**Task brief**. Each record below must be returned exactly as shown.

Stored items from a collection
==========
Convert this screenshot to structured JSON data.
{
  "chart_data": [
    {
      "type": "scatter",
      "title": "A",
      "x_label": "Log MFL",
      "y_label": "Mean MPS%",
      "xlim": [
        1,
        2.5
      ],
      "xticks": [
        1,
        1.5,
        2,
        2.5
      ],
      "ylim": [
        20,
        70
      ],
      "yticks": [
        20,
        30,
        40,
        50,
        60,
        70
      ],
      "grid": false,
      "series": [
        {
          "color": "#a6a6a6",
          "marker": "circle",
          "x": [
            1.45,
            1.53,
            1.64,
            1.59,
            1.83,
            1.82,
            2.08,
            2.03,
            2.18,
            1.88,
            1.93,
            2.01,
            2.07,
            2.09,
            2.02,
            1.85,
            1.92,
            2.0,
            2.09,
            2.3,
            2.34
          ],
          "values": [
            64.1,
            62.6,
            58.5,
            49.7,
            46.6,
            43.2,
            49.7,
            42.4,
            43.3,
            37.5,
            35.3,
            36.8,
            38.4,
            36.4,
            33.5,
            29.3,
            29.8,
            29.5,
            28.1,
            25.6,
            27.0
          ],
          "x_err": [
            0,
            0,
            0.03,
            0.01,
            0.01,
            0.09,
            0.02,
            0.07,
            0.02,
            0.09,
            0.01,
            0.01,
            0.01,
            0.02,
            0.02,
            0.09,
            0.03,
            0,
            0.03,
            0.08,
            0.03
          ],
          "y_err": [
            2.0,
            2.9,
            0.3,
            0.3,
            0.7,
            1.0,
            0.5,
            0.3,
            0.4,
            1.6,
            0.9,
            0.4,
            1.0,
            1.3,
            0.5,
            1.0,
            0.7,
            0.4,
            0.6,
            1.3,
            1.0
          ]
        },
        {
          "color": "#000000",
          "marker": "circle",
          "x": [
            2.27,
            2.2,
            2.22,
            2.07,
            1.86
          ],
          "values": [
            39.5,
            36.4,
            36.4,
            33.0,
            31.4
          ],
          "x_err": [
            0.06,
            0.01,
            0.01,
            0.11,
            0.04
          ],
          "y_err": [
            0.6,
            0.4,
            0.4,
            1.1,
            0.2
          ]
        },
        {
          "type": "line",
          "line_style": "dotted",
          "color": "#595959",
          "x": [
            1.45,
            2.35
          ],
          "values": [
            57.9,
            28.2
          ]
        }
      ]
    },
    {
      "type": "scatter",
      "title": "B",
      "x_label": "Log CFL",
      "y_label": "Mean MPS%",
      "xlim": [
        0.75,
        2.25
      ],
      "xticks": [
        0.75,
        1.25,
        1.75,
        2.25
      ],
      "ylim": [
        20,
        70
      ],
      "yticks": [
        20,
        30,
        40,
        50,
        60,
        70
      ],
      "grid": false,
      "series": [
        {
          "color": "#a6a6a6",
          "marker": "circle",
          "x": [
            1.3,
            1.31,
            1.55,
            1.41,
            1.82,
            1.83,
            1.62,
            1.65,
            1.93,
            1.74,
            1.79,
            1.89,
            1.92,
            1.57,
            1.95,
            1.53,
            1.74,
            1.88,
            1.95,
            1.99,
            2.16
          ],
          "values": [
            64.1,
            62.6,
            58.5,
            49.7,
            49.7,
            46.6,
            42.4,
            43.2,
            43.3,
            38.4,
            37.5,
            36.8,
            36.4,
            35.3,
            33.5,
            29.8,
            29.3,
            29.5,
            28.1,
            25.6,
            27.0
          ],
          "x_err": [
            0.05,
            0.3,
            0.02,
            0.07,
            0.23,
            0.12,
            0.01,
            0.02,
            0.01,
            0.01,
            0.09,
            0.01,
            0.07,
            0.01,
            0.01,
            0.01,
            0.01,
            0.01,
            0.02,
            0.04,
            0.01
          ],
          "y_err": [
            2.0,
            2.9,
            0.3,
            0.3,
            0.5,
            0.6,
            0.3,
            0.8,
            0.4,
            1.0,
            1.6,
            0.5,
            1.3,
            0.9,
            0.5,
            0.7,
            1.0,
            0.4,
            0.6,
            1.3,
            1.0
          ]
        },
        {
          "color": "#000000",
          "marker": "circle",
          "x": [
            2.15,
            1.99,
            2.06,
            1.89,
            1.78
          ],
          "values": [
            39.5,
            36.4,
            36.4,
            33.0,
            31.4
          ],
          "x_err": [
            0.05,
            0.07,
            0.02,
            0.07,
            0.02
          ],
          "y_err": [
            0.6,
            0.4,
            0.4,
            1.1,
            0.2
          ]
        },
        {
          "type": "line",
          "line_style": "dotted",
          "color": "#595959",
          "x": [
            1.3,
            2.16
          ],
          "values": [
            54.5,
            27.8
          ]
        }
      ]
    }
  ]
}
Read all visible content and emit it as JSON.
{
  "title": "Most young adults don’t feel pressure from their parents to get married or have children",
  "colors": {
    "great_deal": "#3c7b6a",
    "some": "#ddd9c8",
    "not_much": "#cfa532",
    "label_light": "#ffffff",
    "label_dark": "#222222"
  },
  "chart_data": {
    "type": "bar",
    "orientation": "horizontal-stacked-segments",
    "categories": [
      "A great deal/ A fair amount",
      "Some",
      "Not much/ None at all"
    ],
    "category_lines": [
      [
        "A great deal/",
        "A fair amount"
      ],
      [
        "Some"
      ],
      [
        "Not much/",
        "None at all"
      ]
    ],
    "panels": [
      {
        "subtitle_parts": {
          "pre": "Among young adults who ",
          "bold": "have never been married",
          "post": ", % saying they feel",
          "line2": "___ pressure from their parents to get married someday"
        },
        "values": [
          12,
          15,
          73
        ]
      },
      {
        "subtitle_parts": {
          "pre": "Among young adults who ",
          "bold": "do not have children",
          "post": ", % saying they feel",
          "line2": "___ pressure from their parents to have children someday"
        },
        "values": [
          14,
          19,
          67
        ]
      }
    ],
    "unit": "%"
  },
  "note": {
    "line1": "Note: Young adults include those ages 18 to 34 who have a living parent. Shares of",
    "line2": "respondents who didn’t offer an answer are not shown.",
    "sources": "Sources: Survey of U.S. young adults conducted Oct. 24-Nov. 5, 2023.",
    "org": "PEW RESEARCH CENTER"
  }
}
==========
**Result of the task**.
Convert this screenshot to structured JSON data.
{
  "chart_data": [
    {
      "type": "scatter",
      "title": "A",
      "x_label": "Log MFL",
      "y_label": "Mean MPS%",
      "xlim": [
        1,
        2.5
      ],
      "xticks": [
        1,
        1.5,
        2,
        2.5
      ],
      "ylim": [
        20,
        70
      ],
      "yticks": [
        20,
        30,
        40,
        50,
        60,
        70
      ],
      "grid": false,
      "series": [
        {
          "color": "#a6a6a6",
          "marker": "circle",
          "x": [
            1.45,
            1.53,
            1.64,
            1.59,
            1.83,
            1.82,
            2.08,
            2.03,
            2.18,
            1.88,
            1.93,
            2.01,
            2.07,
            2.09,
            2.02,
            1.85,
            1.92,
            2.0,
            2.09,
            2.3,
            2.34
          ],
          "values": [
            64.1,
            62.6,
            58.5,
            49.7,
            46.6,
            43.2,
            49.7,
            42.4,
            43.3,
            37.5,
            35.3,
            36.8,
            38.4,
            36.4,
            33.5,
            29.3,
            29.8,
            29.5,
            28.1,
            25.6,
            27.0
          ],
          "x_err": [
            0,
            0,
            0.03,
            0.01,
            0.01,
            0.09,
            0.02,
            0.07,
            0.02,
            0.09,
            0.01,
            0.01,
            0.01,
            0.02,
            0.02,
            0.09,
            0.03,
            0,
            0.03,
            0.08,
            0.03
          ],
          "y_err": [
            2.0,
            2.9,
            0.3,
            0.3,
            0.7,
            1.0,
            0.5,
            0.3,
            0.4,
            1.6,
            0.9,
            0.4,
            1.0,
            1.3,
            0.5,
            1.0,
            0.7,
            0.4,
            0.6,
            1.3,
            1.0
          ]
        },
        {
          "color": "#000000",
          "marker": "circle",
          "x": [
            2.27,
            2.2,
            2.22,
            2.07,
            1.86
          ],
          "values": [
            39.5,
            36.4,
            36.4,
            33.0,
            31.4
          ],
          "x_err": [
            0.06,
            0.01,
            0.01,
            0.11,
            0.04
          ],
          "y_err": [
            0.6,
            0.4,
            0.4,
            1.1,
            0.2
          ]
        },
        {
          "type": "line",
          "line_style": "dotted",
          "color": "#595959",
          "x": [
            1.45,
            2.35
          ],
          "values": [
            57.9,
            28.2
          ]
        }
      ]
    },
    {
      "type": "scatter",
      "title": "B",
      "x_label": "Log CFL",
      "y_label": "Mean MPS%",
      "xlim": [
        0.75,
        2.25
      ],
      "xticks": [
        0.75,
        1.25,
        1.75,
        2.25
      ],
      "ylim": [
        20,
        70
      ],
      "yticks": [
        20,
        30,
        40,
        50,
        60,
        70
      ],
      "grid": false,
      "series": [
        {
          "color": "#a6a6a6",
          "marker": "circle",
          "x": [
            1.3,
            1.31,
            1.55,
            1.41,
            1.82,
            1.83,
            1.62,
            1.65,
            1.93,
            1.74,
            1.79,
            1.89,
            1.92,
            1.57,
            1.95,
            1.53,
            1.74,
            1.88,
            1.95,
            1.99,
            2.16
          ],
          "values": [
            64.1,
            62.6,
            58.5,
            49.7,
            49.7,
            46.6,
            42.4,
            43.2,
            43.3,
            38.4,
            37.5,
            36.8,
            36.4,
            35.3,
            33.5,
            29.8,
            29.3,
            29.5,
            28.1,
            25.6,
            27.0
          ],
          "x_err": [
            0.05,
            0.3,
            0.02,
            0.07,
            0.23,
            0.12,
            0.01,
            0.02,
            0.01,
            0.01,
            0.09,
            0.01,
            0.07,
            0.01,
            0.01,
            0.01,
            0.01,
            0.01,
            0.02,
            0.04,
            0.01
          ],
          "y_err": [
            2.0,
            2.9,
            0.3,
            0.3,
            0.5,
            0.6,
            0.3,
            0.8,
            0.4,
            1.0,
            1.6,
            0.5,
            1.3,
            0.9,
            0.5,
            0.7,
            1.0,
            0.4,
            0.6,
            1.3,
            1.0
          ]
        },
        {
          "color": "#000000",
          "marker": "circle",
          "x": [
            2.15,
            1.99,
            2.06,
            1.89,
            1.78
          ],
          "values": [
            39.5,
            36.4,
            36.4,
            33.0,
            31.4
          ],
          "x_err": [
            0.05,
            0.07,
            0.02,
            0.07,
            0.02
          ],
          "y_err": [
            0.6,
            0.4,
            0.4,
            1.1,
            0.2
          ]
        },
        {
          "type": "line",
          "line_style": "dotted",
          "color": "#595959",
          "x": [
            1.3,
            2.16
          ],
          "values": [
            54.5,
            27.8
          ]
        }
      ]
    }
  ]
}
Read all visible content and emit it as JSON.
{
  "title": "Most young adults don’t feel pressure from their parents to get married or have children",
  "colors": {
    "great_deal": "#3c7b6a",
    "some": "#ddd9c8",
    "not_much": "#cfa532",
    "label_light": "#ffffff",
    "label_dark": "#222222"
  },
  "chart_data": {
    "type": "bar",
    "orientation": "horizontal-stacked-segments",
    "categories": [
      "A great deal/ A fair amount",
      "Some",
      "Not much/ None at all"
    ],
    "category_lines": [
      [
        "A great deal/",
        "A fair amount"
      ],
      [
        "Some"
      ],
      [
        "Not much/",
        "None at all"
      ]
    ],
    "panels": [
      {
        "subtitle_parts": {
          "pre": "Among young adults who ",
          "bold": "have never been married",
          "post": ", % saying they feel",
          "line2": "___ pressure from their parents to get married someday"
        },
        "values": [
          12,
          15,
          73
        ]
      },
      {
        "subtitle_parts": {
          "pre": "Among young adults who ",
          "bold": "do not have children",
          "post": ", % saying they feel",
          "line2": "___ pressure from their parents to have children someday"
        },
        "values": [
          14,
          19,
          67
        ]
      }
    ],
    "unit": "%"
  },
  "note": {
    "line1": "Note: Young adults include those ages 18 to 34 who have a living parent. Shares of",
    "line2": "respondents who didn’t offer an answer are not shown.",
    "sources": "Sources: Survey of U.S. young adults conducted Oct. 24-Nov. 5, 2023.",
    "org": "PEW RESEARCH CENTER"
  }
}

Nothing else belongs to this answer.